━━━━━ Data to process
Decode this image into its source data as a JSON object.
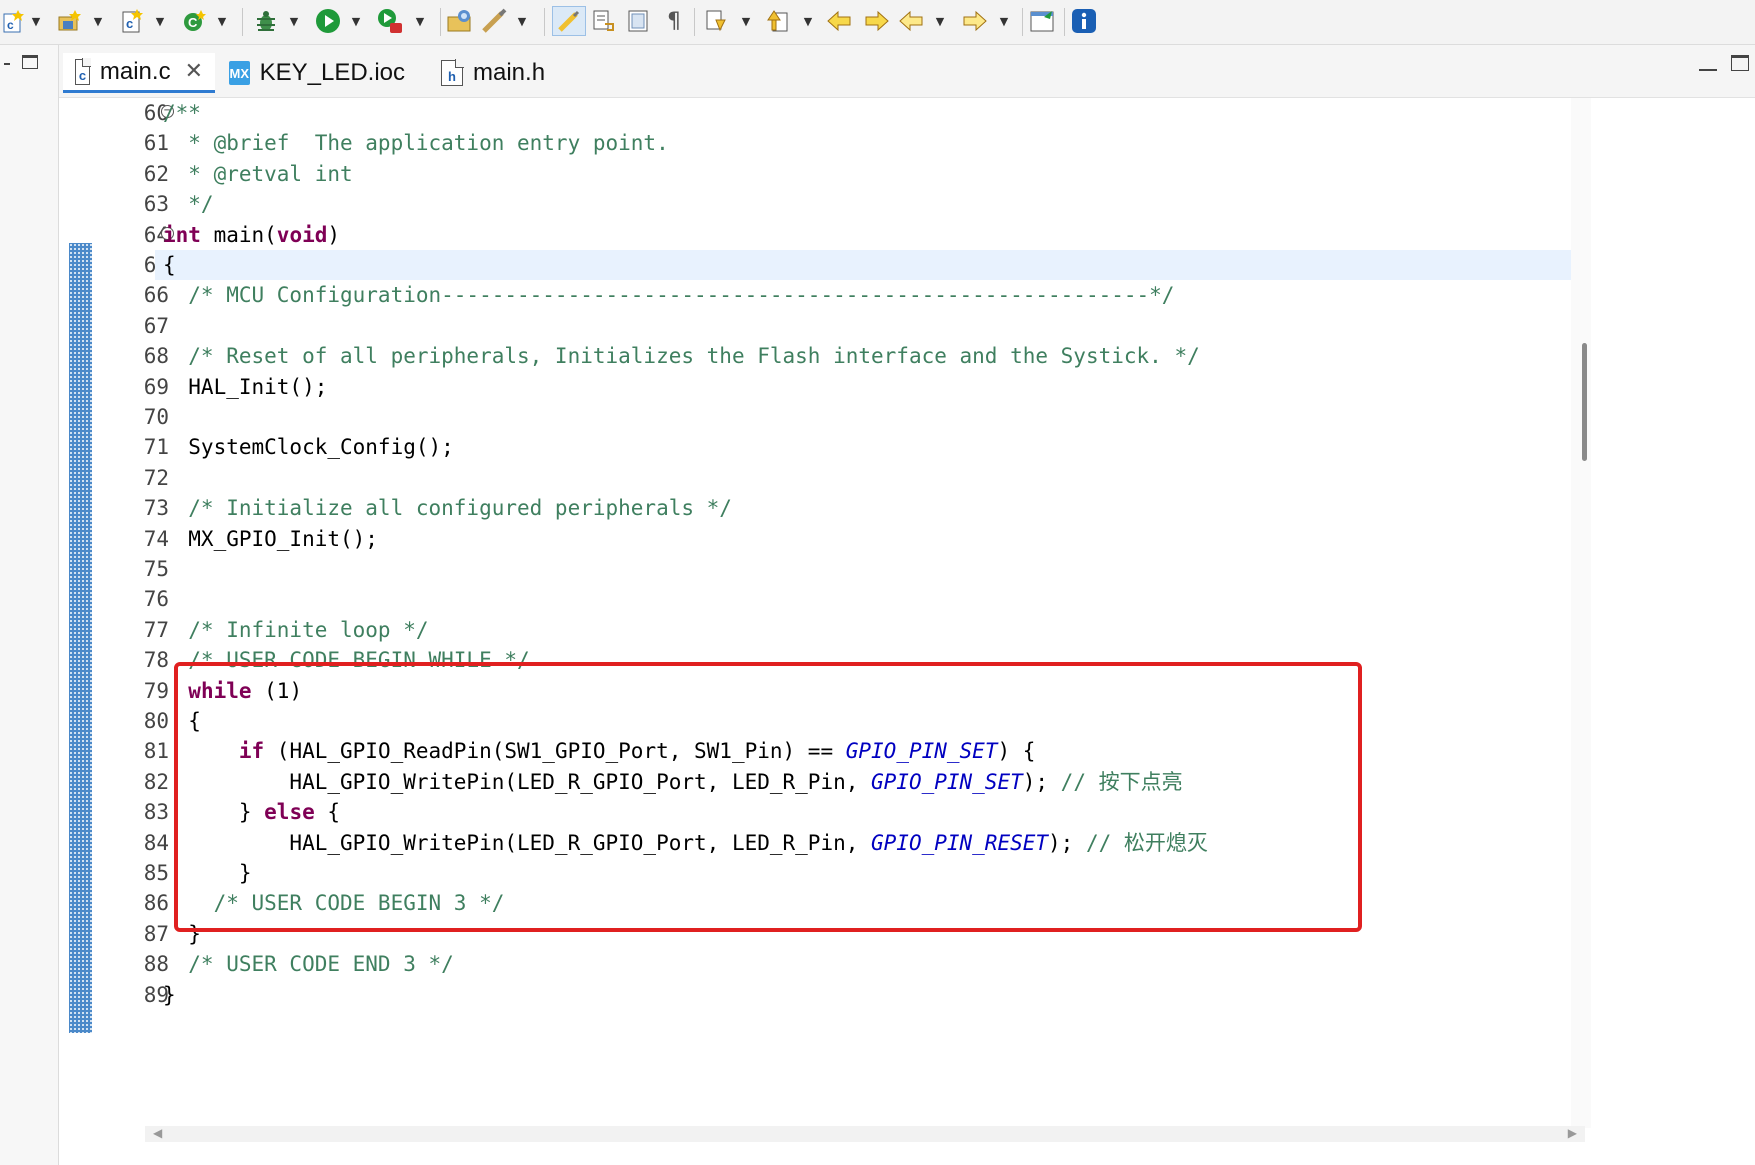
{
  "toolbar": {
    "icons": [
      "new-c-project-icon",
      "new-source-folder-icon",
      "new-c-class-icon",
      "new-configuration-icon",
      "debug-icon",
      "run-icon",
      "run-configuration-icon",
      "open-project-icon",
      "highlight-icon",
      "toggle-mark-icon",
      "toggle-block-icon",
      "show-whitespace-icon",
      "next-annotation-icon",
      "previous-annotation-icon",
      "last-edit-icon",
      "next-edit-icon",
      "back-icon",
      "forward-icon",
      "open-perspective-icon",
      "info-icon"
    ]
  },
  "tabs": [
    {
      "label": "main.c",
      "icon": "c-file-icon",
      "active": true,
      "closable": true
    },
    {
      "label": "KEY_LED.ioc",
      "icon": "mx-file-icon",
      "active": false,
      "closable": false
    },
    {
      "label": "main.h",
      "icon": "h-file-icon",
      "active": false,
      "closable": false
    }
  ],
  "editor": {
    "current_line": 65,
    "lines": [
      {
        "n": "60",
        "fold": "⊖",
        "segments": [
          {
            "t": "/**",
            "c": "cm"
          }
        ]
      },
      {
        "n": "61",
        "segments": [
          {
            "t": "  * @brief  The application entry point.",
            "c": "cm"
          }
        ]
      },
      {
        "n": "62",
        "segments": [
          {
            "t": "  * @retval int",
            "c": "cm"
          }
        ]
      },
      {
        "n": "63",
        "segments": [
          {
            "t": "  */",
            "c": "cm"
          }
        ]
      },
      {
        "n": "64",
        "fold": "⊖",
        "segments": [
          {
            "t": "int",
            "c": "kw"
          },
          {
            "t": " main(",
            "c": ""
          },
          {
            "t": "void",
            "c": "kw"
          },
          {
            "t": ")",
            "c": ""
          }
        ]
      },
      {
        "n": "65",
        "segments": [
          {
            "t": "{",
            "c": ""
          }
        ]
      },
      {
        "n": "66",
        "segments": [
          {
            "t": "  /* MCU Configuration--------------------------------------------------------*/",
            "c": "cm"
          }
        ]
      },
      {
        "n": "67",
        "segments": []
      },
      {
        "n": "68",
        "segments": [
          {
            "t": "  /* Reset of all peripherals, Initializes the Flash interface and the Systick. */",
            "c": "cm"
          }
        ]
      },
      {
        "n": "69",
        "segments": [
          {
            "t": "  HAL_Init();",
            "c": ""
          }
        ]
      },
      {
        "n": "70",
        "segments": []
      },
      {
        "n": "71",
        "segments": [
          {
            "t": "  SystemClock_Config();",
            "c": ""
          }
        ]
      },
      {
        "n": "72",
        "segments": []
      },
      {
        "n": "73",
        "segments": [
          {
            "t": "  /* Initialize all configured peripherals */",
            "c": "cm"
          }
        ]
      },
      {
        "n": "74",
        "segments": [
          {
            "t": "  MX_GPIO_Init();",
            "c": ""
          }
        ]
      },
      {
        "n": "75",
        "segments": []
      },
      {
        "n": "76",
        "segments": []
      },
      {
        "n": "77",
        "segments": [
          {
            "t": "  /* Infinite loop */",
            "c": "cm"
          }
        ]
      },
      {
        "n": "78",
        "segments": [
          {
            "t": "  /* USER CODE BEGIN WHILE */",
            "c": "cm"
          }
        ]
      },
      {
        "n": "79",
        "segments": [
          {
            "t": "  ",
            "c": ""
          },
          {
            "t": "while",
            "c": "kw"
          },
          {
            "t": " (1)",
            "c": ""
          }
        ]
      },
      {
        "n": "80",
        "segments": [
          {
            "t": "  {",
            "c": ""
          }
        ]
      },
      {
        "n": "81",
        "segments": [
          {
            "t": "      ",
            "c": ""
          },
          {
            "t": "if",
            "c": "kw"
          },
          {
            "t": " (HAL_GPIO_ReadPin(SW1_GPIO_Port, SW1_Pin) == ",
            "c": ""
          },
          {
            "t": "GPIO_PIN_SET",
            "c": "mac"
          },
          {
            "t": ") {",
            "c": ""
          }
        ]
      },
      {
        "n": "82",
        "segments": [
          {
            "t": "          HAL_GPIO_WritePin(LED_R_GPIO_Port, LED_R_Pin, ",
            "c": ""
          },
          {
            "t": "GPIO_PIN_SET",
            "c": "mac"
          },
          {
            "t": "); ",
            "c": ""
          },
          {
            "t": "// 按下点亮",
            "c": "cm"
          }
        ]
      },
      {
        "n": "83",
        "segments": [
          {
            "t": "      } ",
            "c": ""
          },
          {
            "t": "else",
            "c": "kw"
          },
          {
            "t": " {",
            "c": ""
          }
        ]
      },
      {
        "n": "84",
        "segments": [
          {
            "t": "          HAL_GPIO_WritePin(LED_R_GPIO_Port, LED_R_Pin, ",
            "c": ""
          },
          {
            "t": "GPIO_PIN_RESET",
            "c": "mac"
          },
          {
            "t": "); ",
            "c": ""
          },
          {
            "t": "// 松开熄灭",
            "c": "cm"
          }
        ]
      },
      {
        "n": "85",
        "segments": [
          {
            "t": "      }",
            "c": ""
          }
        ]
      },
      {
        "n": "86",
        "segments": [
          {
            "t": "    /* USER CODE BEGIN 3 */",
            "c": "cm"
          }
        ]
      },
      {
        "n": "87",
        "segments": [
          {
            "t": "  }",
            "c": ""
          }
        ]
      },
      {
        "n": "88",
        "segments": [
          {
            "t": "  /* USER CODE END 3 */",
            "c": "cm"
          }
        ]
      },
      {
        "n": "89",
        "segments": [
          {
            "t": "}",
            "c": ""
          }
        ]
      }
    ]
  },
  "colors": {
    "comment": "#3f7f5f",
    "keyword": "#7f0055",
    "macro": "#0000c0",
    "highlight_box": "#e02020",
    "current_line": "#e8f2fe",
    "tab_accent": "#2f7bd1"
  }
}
━━━━━━━━━━
Among the lines above, count those containing the word "label" and give nothing but the result.

**Exercise response:** 3